▶ **REQUIREMENT**:
Render every entry verbatim.

▶ **DATA EXCERPTS**:
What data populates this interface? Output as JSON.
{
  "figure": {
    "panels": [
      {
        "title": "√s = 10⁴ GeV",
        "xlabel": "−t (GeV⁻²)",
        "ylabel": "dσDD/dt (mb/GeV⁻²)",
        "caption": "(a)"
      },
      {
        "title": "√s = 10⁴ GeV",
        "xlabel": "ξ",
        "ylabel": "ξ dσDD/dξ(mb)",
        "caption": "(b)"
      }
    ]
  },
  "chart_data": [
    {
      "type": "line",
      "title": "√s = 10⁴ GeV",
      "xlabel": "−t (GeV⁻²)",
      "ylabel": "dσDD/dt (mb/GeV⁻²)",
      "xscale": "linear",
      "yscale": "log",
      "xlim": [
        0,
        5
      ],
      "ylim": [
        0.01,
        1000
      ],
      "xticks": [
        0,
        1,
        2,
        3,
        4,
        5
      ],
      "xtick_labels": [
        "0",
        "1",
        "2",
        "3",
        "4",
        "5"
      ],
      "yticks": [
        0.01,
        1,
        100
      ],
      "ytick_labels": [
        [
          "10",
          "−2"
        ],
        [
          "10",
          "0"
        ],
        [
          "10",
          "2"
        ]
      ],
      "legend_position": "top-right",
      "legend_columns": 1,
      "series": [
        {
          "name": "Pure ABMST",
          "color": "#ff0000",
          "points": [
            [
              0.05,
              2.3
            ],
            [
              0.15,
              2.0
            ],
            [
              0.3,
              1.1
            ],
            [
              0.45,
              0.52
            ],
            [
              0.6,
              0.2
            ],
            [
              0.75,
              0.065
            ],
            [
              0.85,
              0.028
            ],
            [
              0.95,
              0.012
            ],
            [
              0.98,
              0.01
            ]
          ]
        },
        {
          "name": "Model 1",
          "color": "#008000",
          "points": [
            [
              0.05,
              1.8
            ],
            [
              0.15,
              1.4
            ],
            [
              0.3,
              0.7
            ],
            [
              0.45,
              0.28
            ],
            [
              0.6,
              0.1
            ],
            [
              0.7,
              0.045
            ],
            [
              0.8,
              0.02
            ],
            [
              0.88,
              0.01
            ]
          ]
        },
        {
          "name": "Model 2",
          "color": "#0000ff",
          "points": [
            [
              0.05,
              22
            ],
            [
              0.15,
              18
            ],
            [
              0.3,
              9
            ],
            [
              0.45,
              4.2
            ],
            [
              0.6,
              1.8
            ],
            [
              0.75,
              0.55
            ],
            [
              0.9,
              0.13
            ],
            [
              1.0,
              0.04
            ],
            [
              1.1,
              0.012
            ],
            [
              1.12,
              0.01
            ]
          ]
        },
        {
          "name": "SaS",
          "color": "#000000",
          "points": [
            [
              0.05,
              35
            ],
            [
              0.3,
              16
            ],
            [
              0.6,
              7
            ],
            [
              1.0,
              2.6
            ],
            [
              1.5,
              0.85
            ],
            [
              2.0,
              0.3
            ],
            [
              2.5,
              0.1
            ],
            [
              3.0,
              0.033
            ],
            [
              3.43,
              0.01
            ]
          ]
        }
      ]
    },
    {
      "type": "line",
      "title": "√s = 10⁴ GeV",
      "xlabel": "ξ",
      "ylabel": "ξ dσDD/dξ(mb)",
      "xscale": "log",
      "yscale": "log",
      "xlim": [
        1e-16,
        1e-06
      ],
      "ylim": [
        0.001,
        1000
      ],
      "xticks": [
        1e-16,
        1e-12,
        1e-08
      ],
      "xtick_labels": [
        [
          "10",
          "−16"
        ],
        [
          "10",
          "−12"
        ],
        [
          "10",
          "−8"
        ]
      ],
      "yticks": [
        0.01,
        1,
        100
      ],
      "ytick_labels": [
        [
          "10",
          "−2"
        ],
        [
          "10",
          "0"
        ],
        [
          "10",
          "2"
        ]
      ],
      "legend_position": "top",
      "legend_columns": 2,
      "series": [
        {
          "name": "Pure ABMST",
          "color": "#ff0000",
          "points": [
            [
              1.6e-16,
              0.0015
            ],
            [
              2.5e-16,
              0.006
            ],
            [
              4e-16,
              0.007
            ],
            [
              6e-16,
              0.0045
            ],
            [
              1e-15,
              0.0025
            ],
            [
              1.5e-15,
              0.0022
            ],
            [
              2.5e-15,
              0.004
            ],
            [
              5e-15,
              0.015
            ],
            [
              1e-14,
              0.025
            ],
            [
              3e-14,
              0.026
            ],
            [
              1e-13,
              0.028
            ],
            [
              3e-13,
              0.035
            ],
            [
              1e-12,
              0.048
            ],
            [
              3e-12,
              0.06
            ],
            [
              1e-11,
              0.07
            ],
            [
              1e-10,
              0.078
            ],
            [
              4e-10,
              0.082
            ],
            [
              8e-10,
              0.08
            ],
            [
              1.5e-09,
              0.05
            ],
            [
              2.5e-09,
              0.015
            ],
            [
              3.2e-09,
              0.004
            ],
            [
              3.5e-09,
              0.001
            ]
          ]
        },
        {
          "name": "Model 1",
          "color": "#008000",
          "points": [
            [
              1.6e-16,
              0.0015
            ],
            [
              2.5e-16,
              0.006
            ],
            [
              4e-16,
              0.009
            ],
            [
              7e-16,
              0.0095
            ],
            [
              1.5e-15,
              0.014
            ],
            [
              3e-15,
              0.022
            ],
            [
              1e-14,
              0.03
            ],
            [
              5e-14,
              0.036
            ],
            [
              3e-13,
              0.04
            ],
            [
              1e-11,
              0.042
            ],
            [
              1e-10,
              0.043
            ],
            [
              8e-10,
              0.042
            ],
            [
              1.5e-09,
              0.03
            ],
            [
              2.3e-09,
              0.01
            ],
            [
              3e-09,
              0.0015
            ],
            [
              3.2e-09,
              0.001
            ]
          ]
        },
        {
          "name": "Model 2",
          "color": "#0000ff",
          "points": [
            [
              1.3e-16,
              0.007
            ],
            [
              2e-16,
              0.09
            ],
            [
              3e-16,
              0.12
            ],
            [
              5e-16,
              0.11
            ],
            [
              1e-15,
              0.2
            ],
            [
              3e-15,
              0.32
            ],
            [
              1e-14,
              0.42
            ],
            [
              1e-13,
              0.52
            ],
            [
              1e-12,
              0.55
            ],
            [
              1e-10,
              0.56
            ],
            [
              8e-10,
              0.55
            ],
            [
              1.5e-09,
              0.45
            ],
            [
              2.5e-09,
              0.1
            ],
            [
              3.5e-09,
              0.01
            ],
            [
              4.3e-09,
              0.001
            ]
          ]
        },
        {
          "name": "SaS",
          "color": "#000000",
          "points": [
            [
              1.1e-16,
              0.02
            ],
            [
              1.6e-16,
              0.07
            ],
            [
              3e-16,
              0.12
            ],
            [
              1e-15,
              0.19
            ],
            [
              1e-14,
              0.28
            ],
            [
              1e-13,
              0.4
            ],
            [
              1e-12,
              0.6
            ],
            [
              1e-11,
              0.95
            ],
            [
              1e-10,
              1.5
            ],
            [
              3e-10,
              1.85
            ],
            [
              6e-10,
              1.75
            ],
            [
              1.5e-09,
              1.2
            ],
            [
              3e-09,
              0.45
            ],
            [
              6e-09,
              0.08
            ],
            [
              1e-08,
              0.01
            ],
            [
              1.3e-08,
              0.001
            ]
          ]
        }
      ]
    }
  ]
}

▶ **CORRECT OUTPUT**:
What data populates this interface? Output as JSON.
{
  "figure": {
    "panels": [
      {
        "title": "√s = 10⁴ GeV",
        "xlabel": "−t (GeV⁻²)",
        "ylabel": "dσDD/dt (mb/GeV⁻²)",
        "caption": "(a)"
      },
      {
        "title": "√s = 10⁴ GeV",
        "xlabel": "ξ",
        "ylabel": "ξ dσDD/dξ(mb)",
        "caption": "(b)"
      }
    ]
  },
  "chart_data": [
    {
      "type": "line",
      "title": "√s = 10⁴ GeV",
      "xlabel": "−t (GeV⁻²)",
      "ylabel": "dσDD/dt (mb/GeV⁻²)",
      "xscale": "linear",
      "yscale": "log",
      "xlim": [
        0,
        5
      ],
      "ylim": [
        0.01,
        1000
      ],
      "xticks": [
        0,
        1,
        2,
        3,
        4,
        5
      ],
      "xtick_labels": [
        "0",
        "1",
        "2",
        "3",
        "4",
        "5"
      ],
      "yticks": [
        0.01,
        1,
        100
      ],
      "ytick_labels": [
        [
          "10",
          "−2"
        ],
        [
          "10",
          "0"
        ],
        [
          "10",
          "2"
        ]
      ],
      "legend_position": "top-right",
      "legend_columns": 1,
      "series": [
        {
          "name": "Pure ABMST",
          "color": "#ff0000",
          "points": [
            [
              0.05,
              2.3
            ],
            [
              0.15,
              2.0
            ],
            [
              0.3,
              1.1
            ],
            [
              0.45,
              0.52
            ],
            [
              0.6,
              0.2
            ],
            [
              0.75,
              0.065
            ],
            [
              0.85,
              0.028
            ],
            [
              0.95,
              0.012
            ],
            [
              0.98,
              0.01
            ]
          ]
        },
        {
          "name": "Model 1",
          "color": "#008000",
          "points": [
            [
              0.05,
              1.8
            ],
            [
              0.15,
              1.4
            ],
            [
              0.3,
              0.7
            ],
            [
              0.45,
              0.28
            ],
            [
              0.6,
              0.1
            ],
            [
              0.7,
              0.045
            ],
            [
              0.8,
              0.02
            ],
            [
              0.88,
              0.01
            ]
          ]
        },
        {
          "name": "Model 2",
          "color": "#0000ff",
          "points": [
            [
              0.05,
              22
            ],
            [
              0.15,
              18
            ],
            [
              0.3,
              9
            ],
            [
              0.45,
              4.2
            ],
            [
              0.6,
              1.8
            ],
            [
              0.75,
              0.55
            ],
            [
              0.9,
              0.13
            ],
            [
              1.0,
              0.04
            ],
            [
              1.1,
              0.012
            ],
            [
              1.12,
              0.01
            ]
          ]
        },
        {
          "name": "SaS",
          "color": "#000000",
          "points": [
            [
              0.05,
              35
            ],
            [
              0.3,
              16
            ],
            [
              0.6,
              7
            ],
            [
              1.0,
              2.6
            ],
            [
              1.5,
              0.85
            ],
            [
              2.0,
              0.3
            ],
            [
              2.5,
              0.1
            ],
            [
              3.0,
              0.033
            ],
            [
              3.43,
              0.01
            ]
          ]
        }
      ]
    },
    {
      "type": "line",
      "title": "√s = 10⁴ GeV",
      "xlabel": "ξ",
      "ylabel": "ξ dσDD/dξ(mb)",
      "xscale": "log",
      "yscale": "log",
      "xlim": [
        1e-16,
        1e-06
      ],
      "ylim": [
        0.001,
        1000
      ],
      "xticks": [
        1e-16,
        1e-12,
        1e-08
      ],
      "xtick_labels": [
        [
          "10",
          "−16"
        ],
        [
          "10",
          "−12"
        ],
        [
          "10",
          "−8"
        ]
      ],
      "yticks": [
        0.01,
        1,
        100
      ],
      "ytick_labels": [
        [
          "10",
          "−2"
        ],
        [
          "10",
          "0"
        ],
        [
          "10",
          "2"
        ]
      ],
      "legend_position": "top",
      "legend_columns": 2,
      "series": [
        {
          "name": "Pure ABMST",
          "color": "#ff0000",
          "points": [
            [
              1.6e-16,
              0.0015
            ],
            [
              2.5e-16,
              0.006
            ],
            [
              4e-16,
              0.007
            ],
            [
              6e-16,
              0.0045
            ],
            [
              1e-15,
              0.0025
            ],
            [
              1.5e-15,
              0.0022
            ],
            [
              2.5e-15,
              0.004
            ],
            [
              5e-15,
              0.015
            ],
            [
              1e-14,
              0.025
            ],
            [
              3e-14,
              0.026
            ],
            [
              1e-13,
              0.028
            ],
            [
              3e-13,
              0.035
            ],
            [
              1e-12,
              0.048
            ],
            [
              3e-12,
              0.06
            ],
            [
              1e-11,
              0.07
            ],
            [
              1e-10,
              0.078
            ],
            [
              4e-10,
              0.082
            ],
            [
              8e-10,
              0.08
            ],
            [
              1.5e-09,
              0.05
            ],
            [
              2.5e-09,
              0.015
            ],
            [
              3.2e-09,
              0.004
            ],
            [
              3.5e-09,
              0.001
            ]
          ]
        },
        {
          "name": "Model 1",
          "color": "#008000",
          "points": [
            [
              1.6e-16,
              0.0015
            ],
            [
              2.5e-16,
              0.006
            ],
            [
              4e-16,
              0.009
            ],
            [
              7e-16,
              0.0095
            ],
            [
              1.5e-15,
              0.014
            ],
            [
              3e-15,
              0.022
            ],
            [
              1e-14,
              0.03
            ],
            [
              5e-14,
              0.036
            ],
            [
              3e-13,
              0.04
            ],
            [
              1e-11,
              0.042
            ],
            [
              1e-10,
              0.043
            ],
            [
              8e-10,
              0.042
            ],
            [
              1.5e-09,
              0.03
            ],
            [
              2.3e-09,
              0.01
            ],
            [
              3e-09,
              0.0015
            ],
            [
              3.2e-09,
              0.001
            ]
          ]
        },
        {
          "name": "Model 2",
          "color": "#0000ff",
          "points": [
            [
              1.3e-16,
              0.007
            ],
            [
              2e-16,
              0.09
            ],
            [
              3e-16,
              0.12
            ],
            [
              5e-16,
              0.11
            ],
            [
              1e-15,
              0.2
            ],
            [
              3e-15,
              0.32
            ],
            [
              1e-14,
              0.42
            ],
            [
              1e-13,
              0.52
            ],
            [
              1e-12,
              0.55
            ],
            [
              1e-10,
              0.56
            ],
            [
              8e-10,
              0.55
            ],
            [
              1.5e-09,
              0.45
            ],
            [
              2.5e-09,
              0.1
            ],
            [
              3.5e-09,
              0.01
            ],
            [
              4.3e-09,
              0.001
            ]
          ]
        },
        {
          "name": "SaS",
          "color": "#000000",
          "points": [
            [
              1.1e-16,
              0.02
            ],
            [
              1.6e-16,
              0.07
            ],
            [
              3e-16,
              0.12
            ],
            [
              1e-15,
              0.19
            ],
            [
              1e-14,
              0.28
            ],
            [
              1e-13,
              0.4
            ],
            [
              1e-12,
              0.6
            ],
            [
              1e-11,
              0.95
            ],
            [
              1e-10,
              1.5
            ],
            [
              3e-10,
              1.85
            ],
            [
              6e-10,
              1.75
            ],
            [
              1.5e-09,
              1.2
            ],
            [
              3e-09,
              0.45
            ],
            [
              6e-09,
              0.08
            ],
            [
              1e-08,
              0.01
            ],
            [
              1.3e-08,
              0.001
            ]
          ]
        }
      ]
    }
  ]
}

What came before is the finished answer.